-- START --

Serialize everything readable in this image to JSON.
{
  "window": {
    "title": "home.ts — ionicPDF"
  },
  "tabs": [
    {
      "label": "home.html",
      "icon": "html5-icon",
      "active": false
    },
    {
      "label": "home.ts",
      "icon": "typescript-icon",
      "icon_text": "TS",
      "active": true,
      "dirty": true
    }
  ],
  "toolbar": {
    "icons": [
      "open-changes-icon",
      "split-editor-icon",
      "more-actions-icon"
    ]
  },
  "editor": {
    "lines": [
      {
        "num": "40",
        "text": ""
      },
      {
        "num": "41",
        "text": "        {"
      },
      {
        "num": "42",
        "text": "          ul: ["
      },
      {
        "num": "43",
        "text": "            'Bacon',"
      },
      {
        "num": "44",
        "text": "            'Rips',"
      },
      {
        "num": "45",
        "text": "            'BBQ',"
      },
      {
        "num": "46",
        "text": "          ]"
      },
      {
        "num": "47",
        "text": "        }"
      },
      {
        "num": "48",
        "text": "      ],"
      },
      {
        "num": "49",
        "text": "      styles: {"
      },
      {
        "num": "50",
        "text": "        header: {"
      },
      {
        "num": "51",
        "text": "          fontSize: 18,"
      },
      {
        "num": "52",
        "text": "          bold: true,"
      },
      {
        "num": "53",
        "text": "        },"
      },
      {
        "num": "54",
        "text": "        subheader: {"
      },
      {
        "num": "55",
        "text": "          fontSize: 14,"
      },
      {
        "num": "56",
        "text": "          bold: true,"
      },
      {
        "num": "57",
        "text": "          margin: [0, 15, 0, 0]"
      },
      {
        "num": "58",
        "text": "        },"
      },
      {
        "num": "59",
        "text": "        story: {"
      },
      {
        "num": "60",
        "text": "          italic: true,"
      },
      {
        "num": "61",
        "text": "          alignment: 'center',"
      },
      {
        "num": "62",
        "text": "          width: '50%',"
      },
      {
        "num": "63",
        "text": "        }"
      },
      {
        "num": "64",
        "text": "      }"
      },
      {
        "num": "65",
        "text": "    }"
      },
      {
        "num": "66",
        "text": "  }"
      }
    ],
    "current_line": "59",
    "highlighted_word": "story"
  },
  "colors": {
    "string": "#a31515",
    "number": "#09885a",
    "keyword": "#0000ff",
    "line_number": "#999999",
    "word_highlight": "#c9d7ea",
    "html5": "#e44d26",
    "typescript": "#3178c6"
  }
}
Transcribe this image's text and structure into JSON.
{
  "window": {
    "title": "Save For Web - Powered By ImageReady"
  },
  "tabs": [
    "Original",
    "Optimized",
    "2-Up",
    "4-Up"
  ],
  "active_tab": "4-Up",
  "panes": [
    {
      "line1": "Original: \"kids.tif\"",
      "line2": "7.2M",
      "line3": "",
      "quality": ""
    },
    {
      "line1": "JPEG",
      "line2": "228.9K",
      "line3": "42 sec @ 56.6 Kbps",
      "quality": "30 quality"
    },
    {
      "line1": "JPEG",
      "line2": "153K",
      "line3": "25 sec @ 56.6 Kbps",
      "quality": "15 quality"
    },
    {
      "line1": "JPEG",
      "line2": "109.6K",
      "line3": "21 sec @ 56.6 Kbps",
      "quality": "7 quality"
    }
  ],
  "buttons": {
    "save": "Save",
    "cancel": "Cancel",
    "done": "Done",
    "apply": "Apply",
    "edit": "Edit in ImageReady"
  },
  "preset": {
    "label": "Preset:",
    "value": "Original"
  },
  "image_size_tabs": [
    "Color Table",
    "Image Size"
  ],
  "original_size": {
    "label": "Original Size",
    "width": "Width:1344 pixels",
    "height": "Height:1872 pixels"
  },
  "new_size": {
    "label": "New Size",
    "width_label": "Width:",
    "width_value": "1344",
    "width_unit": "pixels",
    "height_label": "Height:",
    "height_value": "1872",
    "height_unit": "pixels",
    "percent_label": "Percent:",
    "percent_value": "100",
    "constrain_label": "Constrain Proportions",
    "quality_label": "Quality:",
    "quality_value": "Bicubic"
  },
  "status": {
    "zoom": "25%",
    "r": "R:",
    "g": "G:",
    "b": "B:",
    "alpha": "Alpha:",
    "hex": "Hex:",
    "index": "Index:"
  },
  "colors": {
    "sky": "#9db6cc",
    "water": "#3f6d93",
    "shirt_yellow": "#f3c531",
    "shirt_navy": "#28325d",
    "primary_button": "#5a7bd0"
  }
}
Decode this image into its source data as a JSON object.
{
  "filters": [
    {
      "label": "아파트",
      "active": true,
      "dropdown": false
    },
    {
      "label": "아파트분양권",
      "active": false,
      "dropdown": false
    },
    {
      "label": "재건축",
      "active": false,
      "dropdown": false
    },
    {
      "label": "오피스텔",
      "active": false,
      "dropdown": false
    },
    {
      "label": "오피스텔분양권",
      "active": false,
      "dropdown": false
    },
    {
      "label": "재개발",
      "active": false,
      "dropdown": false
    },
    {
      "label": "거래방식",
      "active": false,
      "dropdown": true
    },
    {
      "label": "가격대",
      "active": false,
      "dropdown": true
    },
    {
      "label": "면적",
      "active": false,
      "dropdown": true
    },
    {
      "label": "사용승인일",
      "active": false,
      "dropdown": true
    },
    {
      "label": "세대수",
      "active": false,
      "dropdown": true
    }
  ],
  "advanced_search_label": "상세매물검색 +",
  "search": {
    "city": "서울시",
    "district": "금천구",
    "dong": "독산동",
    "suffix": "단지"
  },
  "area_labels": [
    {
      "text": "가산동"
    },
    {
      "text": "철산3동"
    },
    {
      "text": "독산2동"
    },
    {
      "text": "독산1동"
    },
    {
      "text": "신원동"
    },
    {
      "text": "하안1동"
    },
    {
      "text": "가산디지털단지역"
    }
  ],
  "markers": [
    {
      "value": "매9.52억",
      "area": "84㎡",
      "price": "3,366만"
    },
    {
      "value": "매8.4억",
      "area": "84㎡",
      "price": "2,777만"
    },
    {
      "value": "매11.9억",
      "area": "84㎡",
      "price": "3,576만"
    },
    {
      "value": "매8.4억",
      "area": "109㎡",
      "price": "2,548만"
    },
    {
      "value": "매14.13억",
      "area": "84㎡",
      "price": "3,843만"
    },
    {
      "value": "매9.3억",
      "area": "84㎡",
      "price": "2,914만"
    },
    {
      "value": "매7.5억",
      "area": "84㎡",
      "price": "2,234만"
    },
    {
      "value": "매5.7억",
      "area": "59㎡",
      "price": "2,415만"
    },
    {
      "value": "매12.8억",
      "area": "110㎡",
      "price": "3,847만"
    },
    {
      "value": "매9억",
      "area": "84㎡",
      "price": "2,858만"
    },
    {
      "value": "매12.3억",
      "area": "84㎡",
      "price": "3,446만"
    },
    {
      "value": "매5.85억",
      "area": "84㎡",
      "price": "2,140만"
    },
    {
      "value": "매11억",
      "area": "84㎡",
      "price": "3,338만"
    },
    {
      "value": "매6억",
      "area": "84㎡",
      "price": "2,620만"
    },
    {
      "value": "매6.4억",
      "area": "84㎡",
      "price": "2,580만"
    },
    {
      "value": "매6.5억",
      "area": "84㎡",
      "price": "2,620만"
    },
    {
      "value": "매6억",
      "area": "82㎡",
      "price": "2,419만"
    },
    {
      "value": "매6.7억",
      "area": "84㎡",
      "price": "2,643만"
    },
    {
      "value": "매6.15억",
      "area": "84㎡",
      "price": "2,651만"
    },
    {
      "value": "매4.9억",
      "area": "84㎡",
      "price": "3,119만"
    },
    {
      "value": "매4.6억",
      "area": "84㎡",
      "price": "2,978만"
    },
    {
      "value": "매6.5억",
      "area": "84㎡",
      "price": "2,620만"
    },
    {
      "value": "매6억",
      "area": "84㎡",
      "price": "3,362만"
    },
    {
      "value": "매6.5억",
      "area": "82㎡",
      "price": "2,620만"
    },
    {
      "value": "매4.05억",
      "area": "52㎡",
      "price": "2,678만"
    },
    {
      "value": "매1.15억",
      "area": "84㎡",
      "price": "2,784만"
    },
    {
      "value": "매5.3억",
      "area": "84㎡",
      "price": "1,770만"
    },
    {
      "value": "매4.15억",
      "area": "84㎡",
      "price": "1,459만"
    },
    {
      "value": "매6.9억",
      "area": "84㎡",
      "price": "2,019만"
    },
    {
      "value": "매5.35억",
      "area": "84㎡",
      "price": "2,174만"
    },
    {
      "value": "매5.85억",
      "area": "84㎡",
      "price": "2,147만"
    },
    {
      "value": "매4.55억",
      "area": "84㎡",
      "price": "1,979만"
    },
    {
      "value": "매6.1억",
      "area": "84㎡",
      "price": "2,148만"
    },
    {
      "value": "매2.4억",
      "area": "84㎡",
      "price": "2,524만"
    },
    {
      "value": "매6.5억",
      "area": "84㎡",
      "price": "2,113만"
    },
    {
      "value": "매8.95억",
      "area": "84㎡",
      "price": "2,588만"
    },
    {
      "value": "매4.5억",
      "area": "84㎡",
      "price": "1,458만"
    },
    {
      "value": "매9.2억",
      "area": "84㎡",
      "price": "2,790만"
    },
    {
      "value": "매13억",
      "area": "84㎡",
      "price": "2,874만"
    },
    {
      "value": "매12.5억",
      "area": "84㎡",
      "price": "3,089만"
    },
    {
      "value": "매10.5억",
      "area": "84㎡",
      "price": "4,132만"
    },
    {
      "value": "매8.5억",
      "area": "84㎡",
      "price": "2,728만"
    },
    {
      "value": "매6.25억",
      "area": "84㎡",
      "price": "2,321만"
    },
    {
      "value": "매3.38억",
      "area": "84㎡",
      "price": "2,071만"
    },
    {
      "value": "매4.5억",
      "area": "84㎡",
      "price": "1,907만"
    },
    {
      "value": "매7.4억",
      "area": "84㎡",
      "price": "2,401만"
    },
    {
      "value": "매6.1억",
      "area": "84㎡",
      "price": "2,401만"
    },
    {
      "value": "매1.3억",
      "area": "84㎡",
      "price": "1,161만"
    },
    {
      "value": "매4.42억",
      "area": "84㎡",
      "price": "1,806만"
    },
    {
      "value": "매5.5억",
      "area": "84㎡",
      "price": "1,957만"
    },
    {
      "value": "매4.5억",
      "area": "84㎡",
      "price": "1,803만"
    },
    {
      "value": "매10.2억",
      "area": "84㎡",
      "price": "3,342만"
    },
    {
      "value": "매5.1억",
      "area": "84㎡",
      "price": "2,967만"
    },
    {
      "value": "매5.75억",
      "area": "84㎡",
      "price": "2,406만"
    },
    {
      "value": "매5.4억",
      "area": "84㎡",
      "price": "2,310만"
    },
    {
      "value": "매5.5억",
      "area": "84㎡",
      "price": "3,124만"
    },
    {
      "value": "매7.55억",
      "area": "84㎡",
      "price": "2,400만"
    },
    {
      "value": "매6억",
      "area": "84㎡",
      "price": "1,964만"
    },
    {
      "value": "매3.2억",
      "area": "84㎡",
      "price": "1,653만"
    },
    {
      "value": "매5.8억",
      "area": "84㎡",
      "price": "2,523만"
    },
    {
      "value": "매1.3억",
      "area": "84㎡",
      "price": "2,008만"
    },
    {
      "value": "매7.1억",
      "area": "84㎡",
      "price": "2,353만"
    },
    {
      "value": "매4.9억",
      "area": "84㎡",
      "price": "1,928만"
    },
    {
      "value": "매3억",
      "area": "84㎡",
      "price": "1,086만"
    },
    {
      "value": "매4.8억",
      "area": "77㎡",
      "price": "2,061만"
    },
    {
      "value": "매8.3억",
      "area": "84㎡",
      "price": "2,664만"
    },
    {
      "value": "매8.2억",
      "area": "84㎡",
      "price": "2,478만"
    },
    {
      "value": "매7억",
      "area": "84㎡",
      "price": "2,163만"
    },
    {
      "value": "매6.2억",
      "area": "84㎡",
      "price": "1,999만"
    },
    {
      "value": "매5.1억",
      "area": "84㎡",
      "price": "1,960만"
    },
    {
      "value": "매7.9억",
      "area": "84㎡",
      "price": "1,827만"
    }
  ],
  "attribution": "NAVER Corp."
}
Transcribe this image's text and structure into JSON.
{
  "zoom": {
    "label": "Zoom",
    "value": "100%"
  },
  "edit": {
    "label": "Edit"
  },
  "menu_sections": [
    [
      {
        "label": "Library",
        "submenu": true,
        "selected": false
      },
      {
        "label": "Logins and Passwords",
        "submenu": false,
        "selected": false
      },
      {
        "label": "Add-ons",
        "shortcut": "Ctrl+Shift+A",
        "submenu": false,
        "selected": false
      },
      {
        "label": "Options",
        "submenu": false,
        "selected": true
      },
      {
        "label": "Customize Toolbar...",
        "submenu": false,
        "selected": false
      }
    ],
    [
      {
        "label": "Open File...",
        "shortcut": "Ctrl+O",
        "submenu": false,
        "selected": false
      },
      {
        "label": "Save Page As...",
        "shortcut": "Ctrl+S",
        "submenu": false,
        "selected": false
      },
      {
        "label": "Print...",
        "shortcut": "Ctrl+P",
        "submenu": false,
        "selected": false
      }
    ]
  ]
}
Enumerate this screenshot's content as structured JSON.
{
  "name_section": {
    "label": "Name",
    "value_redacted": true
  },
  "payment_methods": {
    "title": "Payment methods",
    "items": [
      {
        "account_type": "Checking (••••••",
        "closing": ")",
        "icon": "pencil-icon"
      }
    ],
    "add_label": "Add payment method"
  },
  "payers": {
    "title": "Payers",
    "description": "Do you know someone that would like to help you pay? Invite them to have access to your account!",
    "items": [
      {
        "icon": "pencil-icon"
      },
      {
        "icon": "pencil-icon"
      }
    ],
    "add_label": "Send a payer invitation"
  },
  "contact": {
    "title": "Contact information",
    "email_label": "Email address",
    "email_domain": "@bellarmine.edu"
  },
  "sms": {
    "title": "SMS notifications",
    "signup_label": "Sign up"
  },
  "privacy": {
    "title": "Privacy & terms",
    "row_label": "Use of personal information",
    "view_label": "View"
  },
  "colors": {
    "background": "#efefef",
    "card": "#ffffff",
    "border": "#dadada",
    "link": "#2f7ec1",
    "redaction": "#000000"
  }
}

-- END --

Exercise directions:
Reproduce every line of the listing above in which the string "information" appears.

Task response:
    "title": "Contact information",
    "row_label": "Use of personal information",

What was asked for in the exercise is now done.